GOAL OF THE EXERCISE: Report back every line of the entries that contains "Response", exactly as written.

::::::::::

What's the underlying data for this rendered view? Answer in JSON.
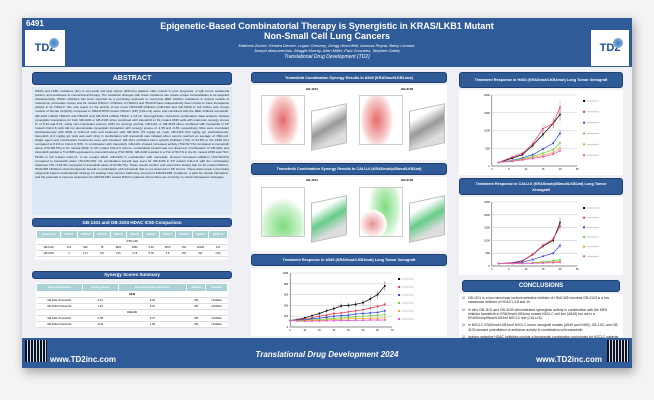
{
  "header": {
    "poster_number": "6491",
    "title_line1": "Epigenetic-Based Combinatorial Therapy is Synergistic in KRAS/LKB1 Mutant",
    "title_line2": "Non-Small Cell Lung Cancers",
    "authors_line1": "Matthew Zucker, Kendra Devore, Logan Chesney, Gregg Hirschfeld, Annissa Reyna, Betsy Livnane,",
    "authors_line2": "Joseph Mascarenhas, Maggie Murray, Allen Miller, Paul Gonzales, Stephen Gately",
    "organization": "Translational Drug Development (TD2)",
    "logo_text": "TD2"
  },
  "abstract": {
    "heading": "ABSTRACT",
    "text": "KRAS and LKB1 mutations (KL) in non-small cell lung cancer (NSCLC) patients often results in poor prognosis, a high tumor mutational burden, and resistance to conventional therapy. The metabolic changes with these mutations can create unique vulnerabilities to be targeted therapeutically. HDAC inhibition has been reported as a promising approach to overcome MEK inhibitor resistance in animal models of melanoma, pancreatic cancer and KL mutant NSCLC. Inhibition of HDAC3 and HDAC8 have independently been shown to have therapeutic activity in KL NSCLC. We now report on the activity of two novel HDAC6/8 inhibitors (GB-1101 and GB-3103) in cell culture and mouse models of human KL(KAS) compared to KRAS/TP53-mutant NSCLC (KP) (CALU-6) alone and combined with the MEK inhibitor trametinib. GB-1101 inhibits HDAC6 and HDAC8 and GB-3103 inhibits HDAC 1,3,8,10. SynergyFinder multi-dose combination data analysis showed synergistic interactions for both GB-1101 or GB-3103 when combined with trametinib in KL mutant A549 cells with maximum synergy scores % of 9.34 and 6.21, using zero interaction potency (ZIP) for synergy scoring. GB-1101 or GB-3103 when combined with trametinib in KP mutant CALU-6 cells did not demonstrate synergistic interaction with synergy scores of -1.58 and -6.53, respectively. Mice were inoculated subcutaneously with A549 or CALU-6 cells and treatment with GB-1101 (75 mg/kg qd, oral), GB-3103 (5.0 mg/kg qd, subcutaneous), trametinib (1.0 mg/kg qd, oral) and each drug in combination with trametinib was initiated when tumors reached an average of 150mm3. Single agent and combination treatments were well tolerated. GB-1101 exhibited tumor growth inhibition (TGI) of 23.8% in the A549 (KL) compared to 8.1% in CALU-6 (KP). In combination with trametinib, GB-1101 showed increased activity (TGI=92.7%) compared to trametinib alone (TGI=65.5%) in KL mutant A549. In KP mutant CALU-6 tumors, combination benefit was not observed. Combination of GB-1101 and trametinib yielded a TGI=80% equivalent to trametinib alone (TGI=90%). GB-3103 resulted in a TGI of 56.7% in the KL mutant A549 and TGI= 55.9% in KP mutant CALU-6. In KL mutant A549, GB-3103 in combination with trametinib, showed increased inhibition (TGI=94.0%) compared to trametinib alone (TGI=83.0%). No combination benefit was seen for GB-3103 in KP mutant CALU-6 with the combination treatment TGI of 93.3% compared to trametinib alone (TGI=90.7%). These results confirm and extend the finding that for KL mutant NSCLC, HDAC6/8 inhibitors show therapeutic benefit in combination with trametinib that is not observed in KP tumors. These data reveal a promising epigenetic-based combinatorial strategy for treating lung cancers harboring concurrent KRAS/LKB1 mutations, a path for clinical translation, and the potential to improve treatments for KRAS/LKB1 mutant NSCLC patients where there are currently no robust therapeutic strategies."
  },
  "ic50": {
    "heading": "GB-1101 and GB-3103 HDAC IC50 Comparison",
    "columns": [
      "Compound",
      "HDAC1",
      "HDAC2",
      "HDAC3",
      "HDAC4",
      "HDAC5",
      "HDAC6",
      "HDAC7",
      "HDAC8",
      "HDAC9",
      "HDAC10"
    ],
    "unit_row": "IC50 (nM)",
    "rows": [
      [
        "GB-1101",
        "131",
        "503",
        "78",
        "3620",
        "3690",
        "0.46",
        "3870",
        "151",
        "10100",
        "137"
      ],
      [
        "GB-3103",
        "3",
        "1.17",
        "5.8",
        "130",
        "71.5",
        "5.78",
        "3.5",
        "151",
        "197",
        "2.63"
      ]
    ]
  },
  "synergy": {
    "heading": "Synergy Scores Summary",
    "columns": [
      "Drug Combination",
      "Synergy Score",
      "Most Synergistic Area Score",
      "Method",
      "Readout"
    ],
    "groups": [
      {
        "name": "A549",
        "rows": [
          [
            "GB-1101+Trametinib",
            "5.44",
            "9.34",
            "ZIP",
            "Inhibition"
          ],
          [
            "GB-3103+Trametinib",
            "1.25",
            "6.21",
            "ZIP",
            "Inhibition"
          ]
        ]
      },
      {
        "name": "CALU-6",
        "rows": [
          [
            "GB-1101+Trametinib",
            "-1.58",
            "5.27",
            "ZIP",
            "Inhibition"
          ],
          [
            "GB-3103+Trametinib",
            "-6.53",
            "1.96",
            "ZIP",
            "Inhibition"
          ]
        ]
      }
    ]
  },
  "synergy_a549": {
    "heading": "Trametinib Combination Synergy Results in A549 (KRASmut/LKB1mut)",
    "left": "GB-1101",
    "right": "GB-3103"
  },
  "synergy_calu6": {
    "heading": "Trametinib Combination Synergy Results  In CALU-6 (KRASmut/p53mut/LKB1wt)",
    "left": "GB-1101",
    "right": "GB-3103"
  },
  "xeno_a549": {
    "heading": "Treatment Response in  A549 (KRASmut/LKB1mut) Lung Tumor Xenograft"
  },
  "xeno_h460": {
    "heading": "Treatment Response in  H460 (KRASmut/LKB1mut) Lung Tumor Xenograft"
  },
  "xeno_calu6": {
    "heading": "Treatment Response in CALU-6 (KRASmut/p53mut/LKB1wt) Lung Tumor Xenograft"
  },
  "conclusions": {
    "heading": "CONCLUSIONS",
    "items": [
      "GB-1101 is a low nanomolar isoform selective inhibitor of HDAC6/8 whereas GB-3103 is a low nanomolar inhibitor of HDAC1,3,8 and 10.",
      "In vitro GB-1101 and GB-3103 demonstrated synergistic activity in combination with the MEK inhibitor trametinib in KRASmut/LKB1mut mutant NSCLC cell line (A549) but not in a KRASmut/p53mut/LKB1wt NSCLC line (CALU-6).",
      "In NSCLC KRASmut/LKB1mut NSCLC tumor xenograft models (A549 and H460), GB-1101 and GB-3103 showed potentiation of antitumor activity in combination with trametinib.",
      "Isoform selective HDAC inhibitors provide a therapeutic combination opportunity for NSCLC patients harboring KRAS/LKB1 mutations."
    ]
  },
  "footer": {
    "url_left": "www.TD2inc.com",
    "url_right": "www.TD2inc.com",
    "conference": "Translational Drug Development 2024"
  },
  "colors": {
    "brand_blue": "#2f5b98",
    "table_header": "#a9d2d6"
  },
  "chart_data": [
    {
      "type": "line",
      "id": "a549",
      "xlim": [
        0,
        70
      ],
      "ylim": [
        0,
        1000
      ],
      "xticks": [
        0,
        10,
        20,
        30,
        40,
        50,
        60,
        70
      ],
      "yticks": [
        0,
        200,
        400,
        600,
        800,
        1000
      ],
      "x": [
        0,
        5,
        10,
        15,
        20,
        25,
        30,
        35,
        40,
        45,
        50,
        55,
        60,
        65
      ],
      "series": [
        {
          "color": "#000000",
          "values": [
            120,
            140,
            170,
            210,
            250,
            300,
            340,
            390,
            400,
            420,
            450,
            520,
            600,
            760
          ]
        },
        {
          "color": "#e8344f",
          "values": [
            120,
            130,
            150,
            170,
            200,
            220,
            250,
            260,
            280,
            300,
            320,
            350,
            380,
            420
          ]
        },
        {
          "color": "#2f3fe0",
          "values": [
            120,
            125,
            135,
            150,
            165,
            180,
            200,
            210,
            220,
            240,
            250,
            260,
            270,
            300
          ]
        },
        {
          "color": "#5fd24a",
          "values": [
            120,
            120,
            125,
            135,
            145,
            150,
            160,
            170,
            180,
            190,
            200,
            210,
            215,
            230
          ]
        },
        {
          "color": "#f0a030",
          "values": [
            120,
            115,
            115,
            120,
            125,
            130,
            140,
            145,
            150,
            155,
            160,
            165,
            165,
            170
          ]
        },
        {
          "color": "#e050d0",
          "values": [
            120,
            110,
            105,
            110,
            110,
            115,
            115,
            120,
            120,
            125,
            125,
            130,
            130,
            130
          ]
        }
      ]
    },
    {
      "type": "line",
      "id": "h460",
      "xlim": [
        0,
        25
      ],
      "ylim": [
        0,
        2000
      ],
      "xticks": [
        0,
        5,
        10,
        15,
        20,
        25
      ],
      "yticks": [
        0,
        500,
        1000,
        1500,
        2000
      ],
      "x": [
        2,
        6,
        9,
        12,
        15,
        18,
        20
      ],
      "series": [
        {
          "color": "#000000",
          "values": [
            100,
            220,
            320,
            580,
            890,
            1200,
            1450
          ]
        },
        {
          "color": "#e8344f",
          "values": [
            100,
            250,
            360,
            620,
            1050,
            1200,
            1650
          ]
        },
        {
          "color": "#2f3fe0",
          "values": [
            100,
            160,
            230,
            320,
            480,
            640,
            920
          ]
        },
        {
          "color": "#5fd24a",
          "values": [
            100,
            150,
            210,
            270,
            360,
            460,
            650
          ]
        },
        {
          "color": "#f0a030",
          "values": [
            100,
            140,
            190,
            240,
            300,
            380,
            500
          ]
        },
        {
          "color": "#e050d0",
          "values": [
            100,
            130,
            170,
            210,
            260,
            330,
            430
          ]
        }
      ]
    },
    {
      "type": "line",
      "id": "calu6",
      "xlim": [
        0,
        25
      ],
      "ylim": [
        0,
        2500
      ],
      "xticks": [
        0,
        5,
        10,
        15,
        20,
        25
      ],
      "yticks": [
        0,
        500,
        1000,
        1500,
        2000,
        2500
      ],
      "x": [
        2,
        6,
        9,
        12,
        15,
        18,
        20
      ],
      "series": [
        {
          "color": "#000000",
          "values": [
            100,
            120,
            200,
            450,
            780,
            1000,
            1700
          ]
        },
        {
          "color": "#e8344f",
          "values": [
            100,
            130,
            210,
            460,
            800,
            1050,
            1550
          ]
        },
        {
          "color": "#2f3fe0",
          "values": [
            100,
            110,
            150,
            250,
            380,
            500,
            800
          ]
        },
        {
          "color": "#5fd24a",
          "values": [
            100,
            100,
            110,
            130,
            160,
            200,
            250
          ]
        },
        {
          "color": "#f0a030",
          "values": [
            100,
            100,
            105,
            115,
            130,
            150,
            180
          ]
        },
        {
          "color": "#e050d0",
          "values": [
            100,
            95,
            100,
            105,
            115,
            125,
            140
          ]
        }
      ]
    }
  ]
}
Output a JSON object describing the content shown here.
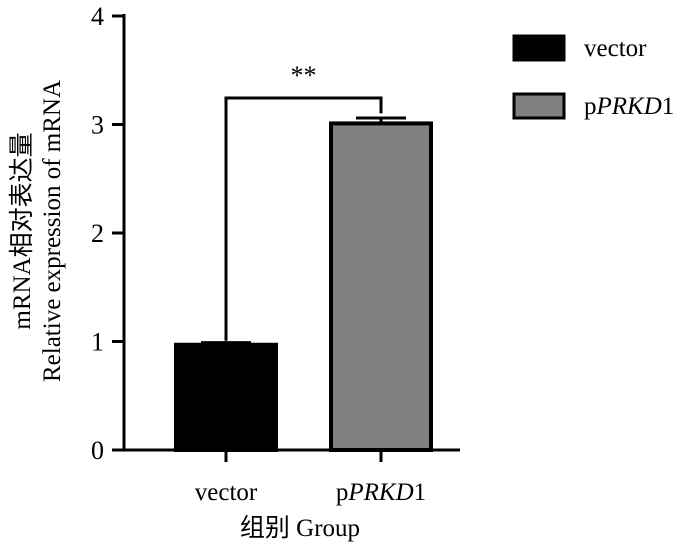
{
  "chart_data": {
    "type": "bar",
    "categories": [
      {
        "pre": "vector",
        "ital": "",
        "post": ""
      },
      {
        "pre": "p",
        "ital": "PRKD",
        "post": "1"
      }
    ],
    "values": [
      0.97,
      3.01
    ],
    "errors": [
      0.02,
      0.05
    ],
    "ylim": [
      0,
      4
    ],
    "yticks": [
      "0",
      "1",
      "2",
      "3",
      "4"
    ],
    "ylabel": [
      "mRNA相对表达量",
      "Relative expression of mRNA"
    ],
    "xlabel": "组别 Group",
    "significance": "**",
    "legend": {
      "position": "top-right",
      "entries": [
        {
          "pre": "vector",
          "ital": "",
          "post": ""
        },
        {
          "pre": "p",
          "ital": "PRKD",
          "post": "1"
        }
      ]
    },
    "colors": [
      "#000000",
      "#808080"
    ]
  }
}
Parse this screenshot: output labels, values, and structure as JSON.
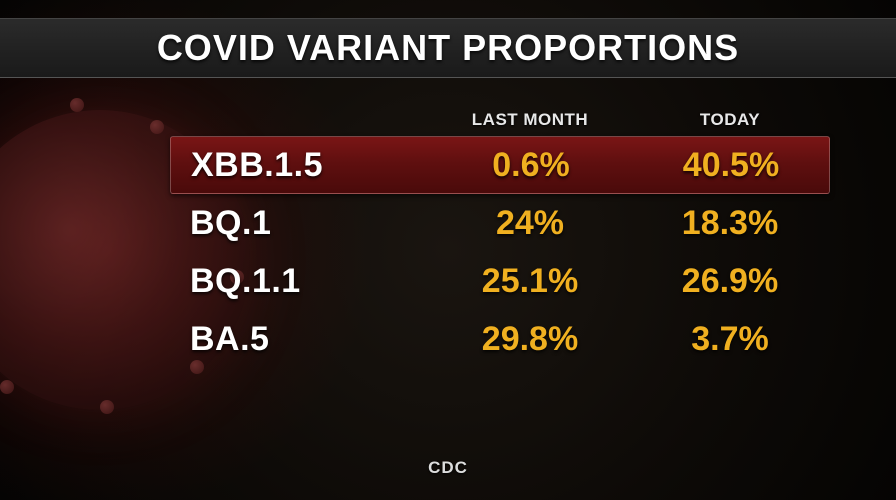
{
  "title": "COVID VARIANT PROPORTIONS",
  "columns": {
    "variant": "",
    "last_month": "LAST MONTH",
    "today": "TODAY"
  },
  "rows": [
    {
      "variant": "XBB.1.5",
      "last_month": "0.6%",
      "today": "40.5%",
      "highlight": true
    },
    {
      "variant": "BQ.1",
      "last_month": "24%",
      "today": "18.3%",
      "highlight": false
    },
    {
      "variant": "BQ.1.1",
      "last_month": "25.1%",
      "today": "26.9%",
      "highlight": false
    },
    {
      "variant": "BA.5",
      "last_month": "29.8%",
      "today": "3.7%",
      "highlight": false
    }
  ],
  "source": "CDC",
  "style": {
    "bg_color": "#0d0a07",
    "title_bar_bg": "#222222",
    "title_color": "#ffffff",
    "title_fontsize": 36,
    "header_color": "#e8e8e8",
    "header_fontsize": 17,
    "variant_color": "#ffffff",
    "value_color": "#f0b020",
    "cell_fontsize": 34,
    "highlight_bg": "#5e0f0f",
    "source_color": "#dddddd",
    "virus_tint": "#7a3030"
  }
}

::::::::::

PROBLEM SOLUTION:
    "heading": "Treatment Response in  A549 (KRASmut/LKB1mut) Lung Tumor Xenograft"
    "heading": "Treatment Response in  H460 (KRASmut/LKB1mut) Lung Tumor Xenograft"
    "heading": "Treatment Response in CALU-6 (KRASmut/p53mut/LKB1wt) Lung Tumor Xenograft"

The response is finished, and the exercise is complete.